Single out the lines of the material that contain "page" and copy them.

## Begin Material provided

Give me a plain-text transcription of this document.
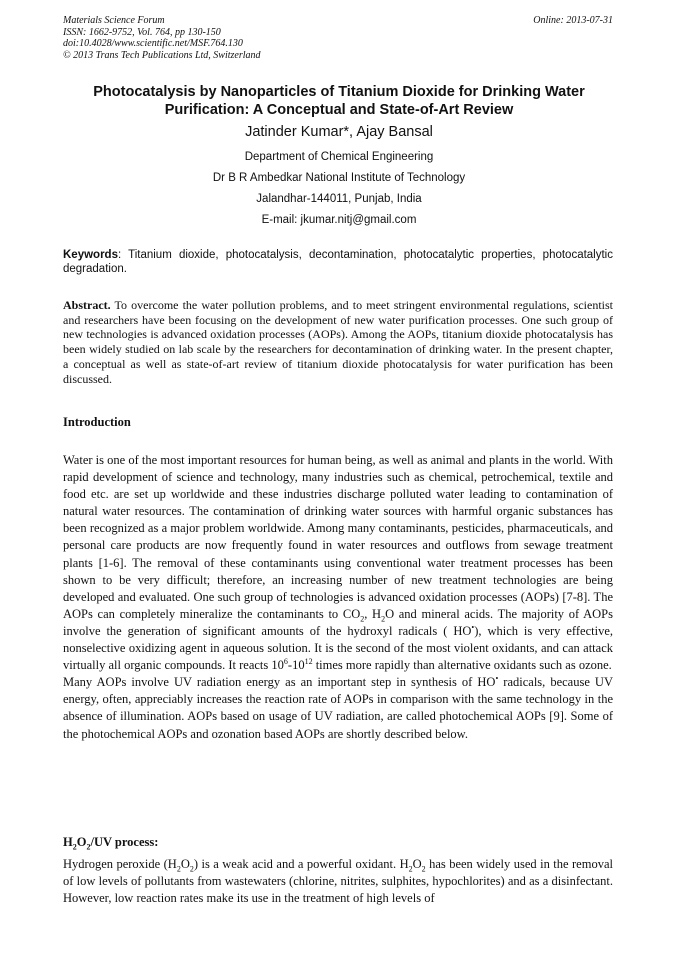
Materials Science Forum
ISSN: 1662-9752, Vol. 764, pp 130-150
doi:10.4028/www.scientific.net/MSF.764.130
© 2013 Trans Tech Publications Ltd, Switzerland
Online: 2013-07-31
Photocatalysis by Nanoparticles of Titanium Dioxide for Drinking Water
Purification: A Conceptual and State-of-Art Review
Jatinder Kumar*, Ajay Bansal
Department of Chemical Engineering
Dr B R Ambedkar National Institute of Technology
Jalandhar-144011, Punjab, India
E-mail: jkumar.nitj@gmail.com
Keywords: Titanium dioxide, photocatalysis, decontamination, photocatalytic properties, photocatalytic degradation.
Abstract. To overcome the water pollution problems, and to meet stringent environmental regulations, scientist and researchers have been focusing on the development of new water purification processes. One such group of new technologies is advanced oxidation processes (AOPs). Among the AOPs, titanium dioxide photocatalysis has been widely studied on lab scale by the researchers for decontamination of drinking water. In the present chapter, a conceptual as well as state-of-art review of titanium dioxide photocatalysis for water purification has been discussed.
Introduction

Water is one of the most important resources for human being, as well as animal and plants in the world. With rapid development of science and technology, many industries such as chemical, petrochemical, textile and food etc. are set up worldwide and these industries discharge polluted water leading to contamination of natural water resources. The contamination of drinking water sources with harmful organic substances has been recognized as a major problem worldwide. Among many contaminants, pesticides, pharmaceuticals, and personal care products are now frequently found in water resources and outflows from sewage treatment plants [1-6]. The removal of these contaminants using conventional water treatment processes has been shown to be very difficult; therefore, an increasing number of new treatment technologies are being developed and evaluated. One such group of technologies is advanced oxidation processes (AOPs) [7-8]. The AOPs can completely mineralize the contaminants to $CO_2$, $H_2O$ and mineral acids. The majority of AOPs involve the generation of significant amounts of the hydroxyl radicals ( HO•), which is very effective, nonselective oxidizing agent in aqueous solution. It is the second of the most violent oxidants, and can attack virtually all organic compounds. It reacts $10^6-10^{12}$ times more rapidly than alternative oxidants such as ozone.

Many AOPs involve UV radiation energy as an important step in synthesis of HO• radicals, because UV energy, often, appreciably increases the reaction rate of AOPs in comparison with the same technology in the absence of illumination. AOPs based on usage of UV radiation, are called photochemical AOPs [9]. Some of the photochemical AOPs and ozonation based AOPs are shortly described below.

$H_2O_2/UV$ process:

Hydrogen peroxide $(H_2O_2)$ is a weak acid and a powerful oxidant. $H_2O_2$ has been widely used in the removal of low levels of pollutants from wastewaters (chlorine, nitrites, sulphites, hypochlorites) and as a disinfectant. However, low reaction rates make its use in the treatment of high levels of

## End Material provided
## Begin Material provided

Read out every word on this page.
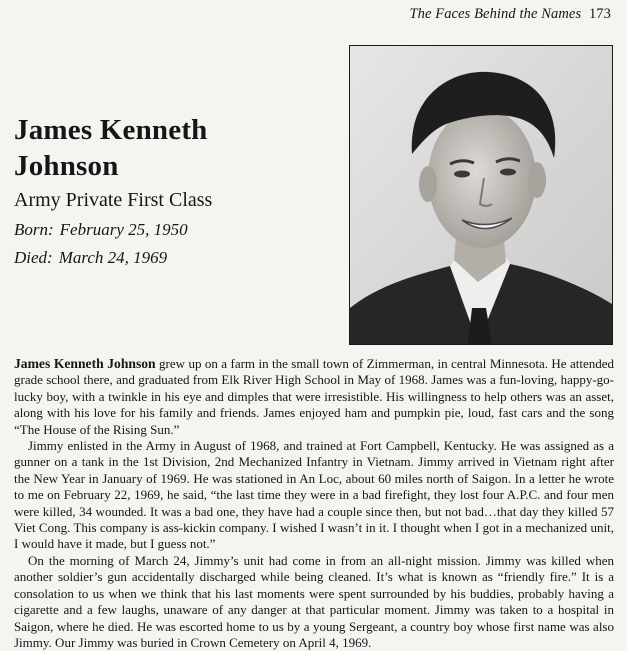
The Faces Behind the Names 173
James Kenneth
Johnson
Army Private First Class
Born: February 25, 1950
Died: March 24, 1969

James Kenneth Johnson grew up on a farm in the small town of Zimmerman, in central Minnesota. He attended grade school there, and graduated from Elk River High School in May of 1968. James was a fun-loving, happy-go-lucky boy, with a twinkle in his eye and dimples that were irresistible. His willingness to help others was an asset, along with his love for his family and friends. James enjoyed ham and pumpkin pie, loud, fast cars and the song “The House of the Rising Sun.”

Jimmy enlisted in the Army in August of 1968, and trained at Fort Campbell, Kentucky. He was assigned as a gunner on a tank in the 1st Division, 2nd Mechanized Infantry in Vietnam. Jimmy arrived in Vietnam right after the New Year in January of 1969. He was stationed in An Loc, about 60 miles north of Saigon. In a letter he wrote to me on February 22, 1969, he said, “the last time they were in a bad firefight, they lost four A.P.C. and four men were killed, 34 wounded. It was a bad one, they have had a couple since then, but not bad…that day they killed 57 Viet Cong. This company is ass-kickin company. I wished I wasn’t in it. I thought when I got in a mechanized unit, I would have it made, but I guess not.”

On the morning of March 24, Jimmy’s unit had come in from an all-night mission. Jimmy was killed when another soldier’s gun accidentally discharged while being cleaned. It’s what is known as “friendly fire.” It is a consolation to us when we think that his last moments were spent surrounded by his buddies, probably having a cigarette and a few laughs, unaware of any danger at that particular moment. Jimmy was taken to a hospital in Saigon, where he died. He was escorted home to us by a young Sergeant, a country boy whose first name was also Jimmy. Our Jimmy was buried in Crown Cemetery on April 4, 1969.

## End Material provided
## Begin Material provided

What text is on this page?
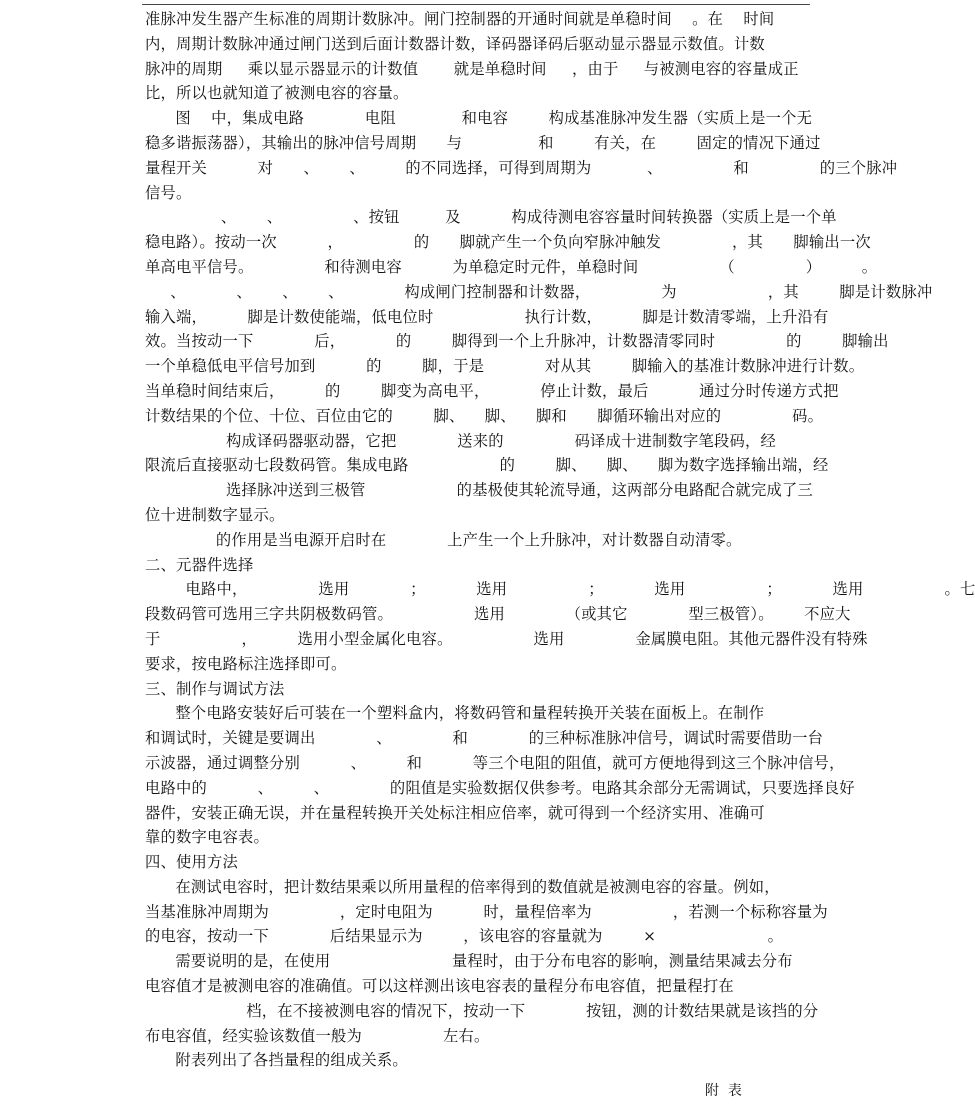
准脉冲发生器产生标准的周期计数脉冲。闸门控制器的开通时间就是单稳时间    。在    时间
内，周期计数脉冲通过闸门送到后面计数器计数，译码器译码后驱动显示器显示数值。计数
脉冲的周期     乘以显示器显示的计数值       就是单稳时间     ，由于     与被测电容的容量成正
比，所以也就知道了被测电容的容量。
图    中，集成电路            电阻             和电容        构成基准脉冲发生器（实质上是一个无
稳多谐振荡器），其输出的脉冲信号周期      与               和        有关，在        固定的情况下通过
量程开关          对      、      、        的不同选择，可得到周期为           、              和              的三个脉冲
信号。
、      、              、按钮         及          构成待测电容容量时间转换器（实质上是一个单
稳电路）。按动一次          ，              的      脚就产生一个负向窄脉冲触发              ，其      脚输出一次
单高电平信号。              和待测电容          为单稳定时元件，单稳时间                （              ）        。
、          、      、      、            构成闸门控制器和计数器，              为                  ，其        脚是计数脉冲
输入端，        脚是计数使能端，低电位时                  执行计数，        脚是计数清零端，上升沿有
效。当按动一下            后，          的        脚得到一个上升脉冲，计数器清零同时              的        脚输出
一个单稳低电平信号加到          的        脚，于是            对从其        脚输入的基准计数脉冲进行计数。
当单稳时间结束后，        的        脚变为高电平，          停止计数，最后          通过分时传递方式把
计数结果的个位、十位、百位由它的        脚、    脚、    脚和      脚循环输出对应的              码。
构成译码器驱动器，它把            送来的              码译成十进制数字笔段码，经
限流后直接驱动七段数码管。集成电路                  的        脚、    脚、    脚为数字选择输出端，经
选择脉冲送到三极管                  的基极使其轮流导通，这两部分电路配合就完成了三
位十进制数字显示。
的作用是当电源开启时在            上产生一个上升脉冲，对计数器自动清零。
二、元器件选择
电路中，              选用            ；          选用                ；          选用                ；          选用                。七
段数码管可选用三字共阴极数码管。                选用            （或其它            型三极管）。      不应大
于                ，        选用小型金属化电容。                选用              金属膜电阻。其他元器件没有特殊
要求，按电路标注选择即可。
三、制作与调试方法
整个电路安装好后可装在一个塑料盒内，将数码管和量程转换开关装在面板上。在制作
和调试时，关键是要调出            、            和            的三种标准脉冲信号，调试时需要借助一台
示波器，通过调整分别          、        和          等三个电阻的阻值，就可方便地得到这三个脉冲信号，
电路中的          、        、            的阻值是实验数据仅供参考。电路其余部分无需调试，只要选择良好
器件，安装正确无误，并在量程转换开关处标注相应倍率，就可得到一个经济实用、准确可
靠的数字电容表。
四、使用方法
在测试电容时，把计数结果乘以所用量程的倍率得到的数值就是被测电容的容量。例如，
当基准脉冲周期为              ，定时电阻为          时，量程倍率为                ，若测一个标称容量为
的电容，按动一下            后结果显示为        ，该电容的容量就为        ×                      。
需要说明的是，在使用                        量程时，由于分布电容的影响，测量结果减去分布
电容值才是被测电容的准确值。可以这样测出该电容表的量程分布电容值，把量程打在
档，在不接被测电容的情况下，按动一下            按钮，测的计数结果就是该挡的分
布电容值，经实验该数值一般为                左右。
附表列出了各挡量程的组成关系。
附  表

## End Material provided

(In response)
Read out every word on this page.
What text is on this page?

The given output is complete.